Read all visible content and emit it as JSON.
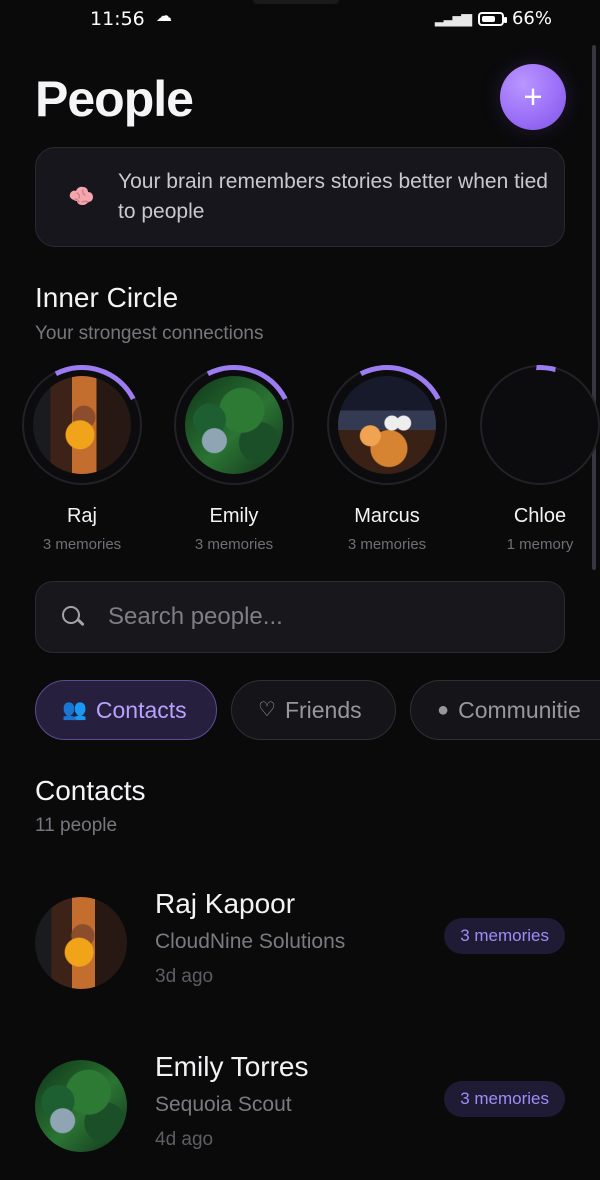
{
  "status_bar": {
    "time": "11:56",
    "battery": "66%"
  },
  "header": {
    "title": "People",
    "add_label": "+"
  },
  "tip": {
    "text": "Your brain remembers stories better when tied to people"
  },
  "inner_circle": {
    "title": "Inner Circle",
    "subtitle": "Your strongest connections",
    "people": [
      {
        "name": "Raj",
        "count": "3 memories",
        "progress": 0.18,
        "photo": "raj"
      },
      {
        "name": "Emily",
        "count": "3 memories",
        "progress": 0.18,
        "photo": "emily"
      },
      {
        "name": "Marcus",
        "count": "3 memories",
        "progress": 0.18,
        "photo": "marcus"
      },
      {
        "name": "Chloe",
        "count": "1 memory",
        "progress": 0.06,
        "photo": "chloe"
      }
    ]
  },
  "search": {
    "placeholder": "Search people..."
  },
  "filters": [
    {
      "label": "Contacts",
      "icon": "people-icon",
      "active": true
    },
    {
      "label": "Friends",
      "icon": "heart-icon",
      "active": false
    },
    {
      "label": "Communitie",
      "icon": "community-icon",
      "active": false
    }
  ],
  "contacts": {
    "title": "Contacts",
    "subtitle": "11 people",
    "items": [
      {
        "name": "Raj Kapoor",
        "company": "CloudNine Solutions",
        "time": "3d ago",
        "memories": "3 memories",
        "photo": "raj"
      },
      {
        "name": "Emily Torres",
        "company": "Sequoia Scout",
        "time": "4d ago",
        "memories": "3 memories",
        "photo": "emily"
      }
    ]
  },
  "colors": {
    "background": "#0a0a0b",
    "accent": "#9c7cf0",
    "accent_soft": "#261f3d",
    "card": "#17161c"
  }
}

REQUEST: Repeat the records word for word. Any picture in them should be left out.

SOLUTION TO THE EXERCISE:
Read all visible content and emit it as JSON.
{
  "status_bar": {
    "time": "11:56",
    "battery": "66%"
  },
  "header": {
    "title": "People",
    "add_label": "+"
  },
  "tip": {
    "text": "Your brain remembers stories better when tied to people"
  },
  "inner_circle": {
    "title": "Inner Circle",
    "subtitle": "Your strongest connections",
    "people": [
      {
        "name": "Raj",
        "count": "3 memories",
        "progress": 0.18,
        "photo": "raj"
      },
      {
        "name": "Emily",
        "count": "3 memories",
        "progress": 0.18,
        "photo": "emily"
      },
      {
        "name": "Marcus",
        "count": "3 memories",
        "progress": 0.18,
        "photo": "marcus"
      },
      {
        "name": "Chloe",
        "count": "1 memory",
        "progress": 0.06,
        "photo": "chloe"
      }
    ]
  },
  "search": {
    "placeholder": "Search people..."
  },
  "filters": [
    {
      "label": "Contacts",
      "icon": "people-icon",
      "active": true
    },
    {
      "label": "Friends",
      "icon": "heart-icon",
      "active": false
    },
    {
      "label": "Communitie",
      "icon": "community-icon",
      "active": false
    }
  ],
  "contacts": {
    "title": "Contacts",
    "subtitle": "11 people",
    "items": [
      {
        "name": "Raj Kapoor",
        "company": "CloudNine Solutions",
        "time": "3d ago",
        "memories": "3 memories",
        "photo": "raj"
      },
      {
        "name": "Emily Torres",
        "company": "Sequoia Scout",
        "time": "4d ago",
        "memories": "3 memories",
        "photo": "emily"
      }
    ]
  },
  "colors": {
    "background": "#0a0a0b",
    "accent": "#9c7cf0",
    "accent_soft": "#261f3d",
    "card": "#17161c"
  }
}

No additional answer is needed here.